**WHAT IS BEING ASKED:** Arrange the material from its first line up to and including the line with "text-segment: , Ms." as a Markdown table with two columns, Row and Line. Put the row number under Row and the line under Line, and leave out any blank lines.

# DATASET start

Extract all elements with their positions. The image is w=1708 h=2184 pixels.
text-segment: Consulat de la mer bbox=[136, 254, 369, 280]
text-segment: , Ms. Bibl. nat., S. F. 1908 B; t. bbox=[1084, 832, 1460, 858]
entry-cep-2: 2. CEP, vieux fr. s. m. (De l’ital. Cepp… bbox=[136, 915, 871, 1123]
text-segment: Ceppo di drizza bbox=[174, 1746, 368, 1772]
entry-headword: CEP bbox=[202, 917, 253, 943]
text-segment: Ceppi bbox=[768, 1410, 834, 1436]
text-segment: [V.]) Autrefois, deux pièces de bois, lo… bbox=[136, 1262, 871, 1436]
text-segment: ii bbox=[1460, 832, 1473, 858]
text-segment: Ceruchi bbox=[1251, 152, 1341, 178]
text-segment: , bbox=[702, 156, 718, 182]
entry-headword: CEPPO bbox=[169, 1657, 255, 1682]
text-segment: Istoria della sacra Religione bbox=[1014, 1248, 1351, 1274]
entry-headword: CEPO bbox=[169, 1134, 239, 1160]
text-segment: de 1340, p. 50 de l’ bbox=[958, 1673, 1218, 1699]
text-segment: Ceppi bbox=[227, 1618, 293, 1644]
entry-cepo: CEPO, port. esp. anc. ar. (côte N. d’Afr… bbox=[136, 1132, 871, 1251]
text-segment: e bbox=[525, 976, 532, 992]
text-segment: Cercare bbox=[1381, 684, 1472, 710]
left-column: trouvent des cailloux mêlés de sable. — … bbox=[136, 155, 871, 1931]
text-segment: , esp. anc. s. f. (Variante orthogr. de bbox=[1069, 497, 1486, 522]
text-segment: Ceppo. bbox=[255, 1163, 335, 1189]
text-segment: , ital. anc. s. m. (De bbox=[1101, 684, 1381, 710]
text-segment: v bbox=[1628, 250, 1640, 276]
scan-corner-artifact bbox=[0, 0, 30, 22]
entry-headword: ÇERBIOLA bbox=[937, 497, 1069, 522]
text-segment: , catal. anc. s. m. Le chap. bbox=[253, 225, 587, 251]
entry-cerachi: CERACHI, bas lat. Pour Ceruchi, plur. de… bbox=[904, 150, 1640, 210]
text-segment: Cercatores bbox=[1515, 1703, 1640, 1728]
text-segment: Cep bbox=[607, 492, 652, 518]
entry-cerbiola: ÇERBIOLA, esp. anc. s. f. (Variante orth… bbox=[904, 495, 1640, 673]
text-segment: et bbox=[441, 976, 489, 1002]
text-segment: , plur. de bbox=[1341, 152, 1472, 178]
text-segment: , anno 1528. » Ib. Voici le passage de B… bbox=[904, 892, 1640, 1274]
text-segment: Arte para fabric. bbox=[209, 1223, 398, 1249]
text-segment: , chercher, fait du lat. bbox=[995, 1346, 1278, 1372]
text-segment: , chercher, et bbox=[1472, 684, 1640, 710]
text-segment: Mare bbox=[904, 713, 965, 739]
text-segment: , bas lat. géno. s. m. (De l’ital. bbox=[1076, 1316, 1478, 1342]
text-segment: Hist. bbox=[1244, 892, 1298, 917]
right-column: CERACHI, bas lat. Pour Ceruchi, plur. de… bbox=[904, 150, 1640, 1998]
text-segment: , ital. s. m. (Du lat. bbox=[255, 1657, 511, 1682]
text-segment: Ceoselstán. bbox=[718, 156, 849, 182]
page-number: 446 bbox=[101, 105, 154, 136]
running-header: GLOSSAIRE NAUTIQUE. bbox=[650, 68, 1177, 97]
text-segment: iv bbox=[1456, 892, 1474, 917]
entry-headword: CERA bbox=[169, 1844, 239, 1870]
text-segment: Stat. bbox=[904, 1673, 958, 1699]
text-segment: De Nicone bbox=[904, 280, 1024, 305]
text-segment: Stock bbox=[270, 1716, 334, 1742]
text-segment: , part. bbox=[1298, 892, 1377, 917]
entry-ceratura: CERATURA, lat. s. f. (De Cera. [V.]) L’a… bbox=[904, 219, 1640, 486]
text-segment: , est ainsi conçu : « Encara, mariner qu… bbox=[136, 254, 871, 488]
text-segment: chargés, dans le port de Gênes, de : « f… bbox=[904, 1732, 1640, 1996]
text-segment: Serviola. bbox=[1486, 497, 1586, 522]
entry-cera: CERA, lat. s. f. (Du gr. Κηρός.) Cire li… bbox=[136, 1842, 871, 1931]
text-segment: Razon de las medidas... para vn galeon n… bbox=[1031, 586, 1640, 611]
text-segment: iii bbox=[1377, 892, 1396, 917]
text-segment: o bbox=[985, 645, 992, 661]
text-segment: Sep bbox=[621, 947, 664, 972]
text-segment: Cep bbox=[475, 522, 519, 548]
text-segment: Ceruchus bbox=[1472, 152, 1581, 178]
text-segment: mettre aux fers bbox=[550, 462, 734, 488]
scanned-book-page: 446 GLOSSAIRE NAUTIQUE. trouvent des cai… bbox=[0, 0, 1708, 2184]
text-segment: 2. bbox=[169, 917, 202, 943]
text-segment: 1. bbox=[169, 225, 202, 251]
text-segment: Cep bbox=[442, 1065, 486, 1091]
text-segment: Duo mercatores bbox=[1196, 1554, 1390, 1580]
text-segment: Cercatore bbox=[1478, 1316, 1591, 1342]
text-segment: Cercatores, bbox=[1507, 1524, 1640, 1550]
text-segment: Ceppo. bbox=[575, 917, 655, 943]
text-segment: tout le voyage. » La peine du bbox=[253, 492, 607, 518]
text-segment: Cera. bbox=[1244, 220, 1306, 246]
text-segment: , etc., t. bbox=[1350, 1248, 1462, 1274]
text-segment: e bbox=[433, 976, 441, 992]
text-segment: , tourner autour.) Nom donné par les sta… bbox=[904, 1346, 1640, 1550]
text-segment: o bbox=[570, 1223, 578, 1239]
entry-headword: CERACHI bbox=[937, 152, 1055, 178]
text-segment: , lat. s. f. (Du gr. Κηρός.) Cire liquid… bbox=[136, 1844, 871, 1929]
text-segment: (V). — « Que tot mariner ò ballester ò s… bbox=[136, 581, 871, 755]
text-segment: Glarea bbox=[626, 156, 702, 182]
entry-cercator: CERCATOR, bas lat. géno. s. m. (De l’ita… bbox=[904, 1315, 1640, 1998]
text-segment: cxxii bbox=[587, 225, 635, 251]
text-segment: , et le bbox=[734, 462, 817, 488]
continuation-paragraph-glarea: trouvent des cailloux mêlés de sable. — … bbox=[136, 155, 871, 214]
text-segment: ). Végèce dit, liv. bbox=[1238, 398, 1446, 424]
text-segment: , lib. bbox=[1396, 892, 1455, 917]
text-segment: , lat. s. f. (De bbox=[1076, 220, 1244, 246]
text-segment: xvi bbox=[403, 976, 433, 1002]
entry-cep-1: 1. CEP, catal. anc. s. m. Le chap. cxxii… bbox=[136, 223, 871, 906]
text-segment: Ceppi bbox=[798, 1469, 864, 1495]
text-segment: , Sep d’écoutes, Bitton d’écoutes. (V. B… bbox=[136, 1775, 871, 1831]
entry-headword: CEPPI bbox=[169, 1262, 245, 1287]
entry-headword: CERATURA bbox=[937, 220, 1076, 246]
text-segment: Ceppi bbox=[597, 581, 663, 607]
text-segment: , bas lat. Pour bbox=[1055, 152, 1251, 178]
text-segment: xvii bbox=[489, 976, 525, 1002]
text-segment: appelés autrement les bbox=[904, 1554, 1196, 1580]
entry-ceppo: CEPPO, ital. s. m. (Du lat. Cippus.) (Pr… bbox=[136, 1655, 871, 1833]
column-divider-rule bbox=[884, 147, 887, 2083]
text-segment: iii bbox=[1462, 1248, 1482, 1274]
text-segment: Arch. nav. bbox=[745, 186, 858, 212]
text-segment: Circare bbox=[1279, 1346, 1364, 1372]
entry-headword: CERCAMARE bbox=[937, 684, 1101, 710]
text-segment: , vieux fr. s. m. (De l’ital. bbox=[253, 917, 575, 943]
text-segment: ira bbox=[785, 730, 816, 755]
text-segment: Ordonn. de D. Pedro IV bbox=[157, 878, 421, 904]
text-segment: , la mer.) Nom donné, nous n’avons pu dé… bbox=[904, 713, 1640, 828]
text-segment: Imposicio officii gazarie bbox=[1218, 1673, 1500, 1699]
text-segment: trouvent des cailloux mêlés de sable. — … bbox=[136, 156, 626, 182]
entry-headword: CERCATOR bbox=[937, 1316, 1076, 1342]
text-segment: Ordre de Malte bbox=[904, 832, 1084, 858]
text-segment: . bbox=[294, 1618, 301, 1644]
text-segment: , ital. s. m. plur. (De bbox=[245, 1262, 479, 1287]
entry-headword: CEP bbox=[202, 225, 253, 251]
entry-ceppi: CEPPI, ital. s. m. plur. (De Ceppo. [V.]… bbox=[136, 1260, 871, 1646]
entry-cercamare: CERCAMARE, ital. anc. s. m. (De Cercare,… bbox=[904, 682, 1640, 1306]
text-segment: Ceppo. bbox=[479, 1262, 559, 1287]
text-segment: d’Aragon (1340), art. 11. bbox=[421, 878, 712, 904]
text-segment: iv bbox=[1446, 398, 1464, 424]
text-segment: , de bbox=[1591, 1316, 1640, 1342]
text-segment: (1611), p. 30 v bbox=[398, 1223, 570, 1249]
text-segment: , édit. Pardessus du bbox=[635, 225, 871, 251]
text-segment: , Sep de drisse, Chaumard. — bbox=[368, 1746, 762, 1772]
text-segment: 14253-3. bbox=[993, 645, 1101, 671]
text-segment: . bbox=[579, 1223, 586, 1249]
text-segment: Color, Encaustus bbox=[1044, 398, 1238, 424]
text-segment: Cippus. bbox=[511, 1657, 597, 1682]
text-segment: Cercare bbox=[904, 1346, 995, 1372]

# DATASET end

**ANSWER:**
| Row | Line |
|---|---|
| 1 | Extract all elements with their positions. The image is w=1708 h=2184 pixels. |
| 2 | text-segment: Consulat de la mer bbox=[136, 254, 369, 280] |
| 3 | text-segment: , Ms. Bibl. nat., S. F. 1908 B; t. bbox=[1084, 832, 1460, 858] |